* **Short exercise**:
Rewrite the items below with every "hinge" changed to "pivot" and everything else kept the same. Leave the pictures out of your output.

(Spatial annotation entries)
★ ★ ★ ★
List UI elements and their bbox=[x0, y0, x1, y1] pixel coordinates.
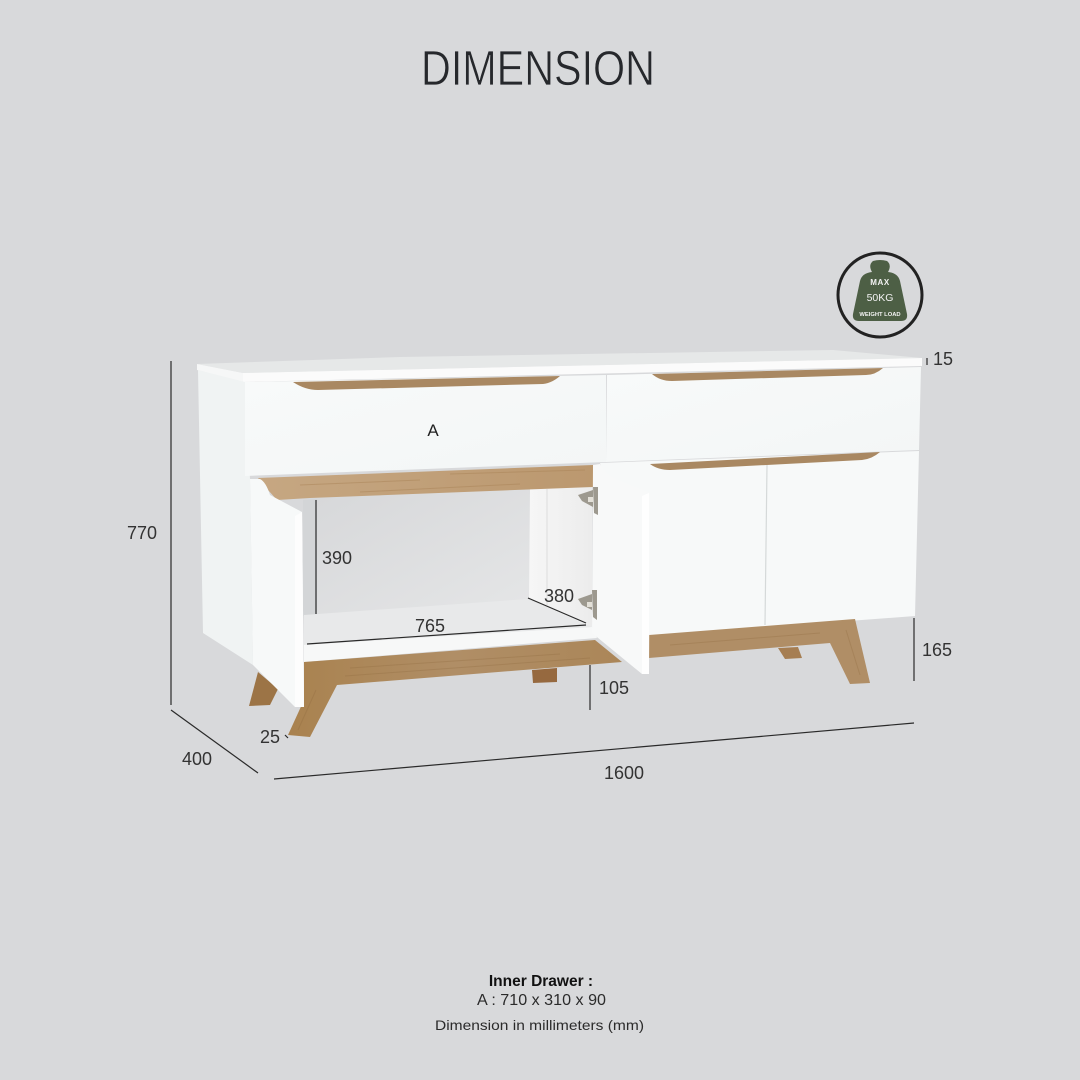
icon: max weight load badge: WEIGHT LOAD bbox=[859, 312, 901, 318]
left side panel bbox=[198, 370, 253, 665]
footer notes bbox=[435, 973, 644, 1033]
open right door bbox=[592, 464, 650, 674]
dimension: height 770: 770 bbox=[127, 523, 157, 543]
footer notes: Dimension in millimeters (mm) bbox=[435, 1017, 644, 1033]
dimension: inner depth 380 bbox=[528, 586, 586, 623]
bottom wood rail with front leg bbox=[288, 640, 622, 737]
title: DIMENSION bbox=[421, 42, 655, 96]
footer notes: A : 710 x 310 x 90 bbox=[477, 992, 606, 1009]
icon: max weight load badge: 50KG bbox=[867, 292, 893, 304]
interior left side bbox=[303, 499, 317, 616]
dimension: clearance 105 bbox=[590, 665, 629, 710]
dimension: top thickness 15: 15 bbox=[933, 349, 953, 369]
rear legs bbox=[249, 647, 802, 706]
dimension: inner width 765 bbox=[307, 616, 586, 644]
interior back wall bbox=[303, 487, 535, 616]
interior floor bbox=[304, 599, 592, 646]
sideboard bbox=[197, 350, 922, 737]
dimension: inner height 390 bbox=[316, 500, 352, 614]
hinge upper bbox=[578, 487, 598, 515]
dimension: clearance 105: 105 bbox=[599, 678, 629, 698]
icon: max weight load badge bbox=[838, 253, 922, 337]
right cabinet doors bbox=[600, 451, 919, 636]
dimension: leg height 165 bbox=[914, 618, 952, 681]
wood shelf beam bbox=[258, 465, 593, 500]
dimension: leg width 25: 25 bbox=[260, 727, 280, 747]
open left door bbox=[250, 479, 304, 707]
dimension: inner height 390: 390 bbox=[322, 548, 352, 568]
front plinth edge bbox=[304, 627, 597, 662]
dimension: inner depth 380: 380 bbox=[544, 586, 574, 606]
drawer A bbox=[245, 375, 606, 476]
hinge lower bbox=[578, 590, 597, 620]
footer notes: Inner Drawer : bbox=[489, 973, 593, 990]
dimension: depth 400: 400 bbox=[182, 749, 212, 769]
interior right partition bbox=[529, 486, 592, 628]
tabletop bbox=[197, 350, 922, 382]
dimension: leg height 165: 165 bbox=[922, 640, 952, 660]
dimension: width 1600 bbox=[274, 723, 914, 783]
icon: max weight load badge: MAX bbox=[870, 278, 890, 287]
drawer label A: A bbox=[427, 421, 439, 440]
right wood rail with leg bbox=[649, 619, 870, 684]
drawer right bbox=[606, 367, 921, 462]
dimension: depth 400 bbox=[171, 710, 258, 773]
dimension: width 1600: 1600 bbox=[604, 763, 644, 783]
dimension: inner width 765: 765 bbox=[415, 616, 445, 636]
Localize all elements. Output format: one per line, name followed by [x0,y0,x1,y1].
★ ★ ★ ★
* **Full answer**:
List UI elements and their bbox=[x0, y0, x1, y1] pixel coordinates.
icon: max weight load badge: WEIGHT LOAD bbox=[859, 312, 901, 318]
left side panel bbox=[198, 370, 253, 665]
footer notes bbox=[435, 973, 644, 1033]
open right door bbox=[592, 464, 650, 674]
dimension: height 770: 770 bbox=[127, 523, 157, 543]
footer notes: Dimension in millimeters (mm) bbox=[435, 1017, 644, 1033]
dimension: inner depth 380 bbox=[528, 586, 586, 623]
bottom wood rail with front leg bbox=[288, 640, 622, 737]
title: DIMENSION bbox=[421, 42, 655, 96]
footer notes: A : 710 x 310 x 90 bbox=[477, 992, 606, 1009]
icon: max weight load badge: 50KG bbox=[867, 292, 893, 304]
interior left side bbox=[303, 499, 317, 616]
dimension: clearance 105 bbox=[590, 665, 629, 710]
dimension: top thickness 15: 15 bbox=[933, 349, 953, 369]
rear legs bbox=[249, 647, 802, 706]
dimension: inner width 765 bbox=[307, 616, 586, 644]
interior back wall bbox=[303, 487, 535, 616]
interior floor bbox=[304, 599, 592, 646]
sideboard bbox=[197, 350, 922, 737]
dimension: inner height 390 bbox=[316, 500, 352, 614]
pivot upper bbox=[578, 487, 598, 515]
dimension: clearance 105: 105 bbox=[599, 678, 629, 698]
icon: max weight load badge bbox=[838, 253, 922, 337]
right cabinet doors bbox=[600, 451, 919, 636]
dimension: leg height 165 bbox=[914, 618, 952, 681]
wood shelf beam bbox=[258, 465, 593, 500]
dimension: leg width 25: 25 bbox=[260, 727, 280, 747]
open left door bbox=[250, 479, 304, 707]
dimension: inner height 390: 390 bbox=[322, 548, 352, 568]
front plinth edge bbox=[304, 627, 597, 662]
dimension: inner depth 380: 380 bbox=[544, 586, 574, 606]
drawer A bbox=[245, 375, 606, 476]
pivot lower bbox=[578, 590, 597, 620]
footer notes: Inner Drawer : bbox=[489, 973, 593, 990]
dimension: depth 400: 400 bbox=[182, 749, 212, 769]
interior right partition bbox=[529, 486, 592, 628]
tabletop bbox=[197, 350, 922, 382]
dimension: leg height 165: 165 bbox=[922, 640, 952, 660]
dimension: width 1600 bbox=[274, 723, 914, 783]
icon: max weight load badge: MAX bbox=[870, 278, 890, 287]
drawer label A: A bbox=[427, 421, 439, 440]
right wood rail with leg bbox=[649, 619, 870, 684]
drawer right bbox=[606, 367, 921, 462]
dimension: depth 400 bbox=[171, 710, 258, 773]
dimension: width 1600: 1600 bbox=[604, 763, 644, 783]
dimension: inner width 765: 765 bbox=[415, 616, 445, 636]
Localize all elements. Output format: one per line, name followed by [x0,y0,x1,y1].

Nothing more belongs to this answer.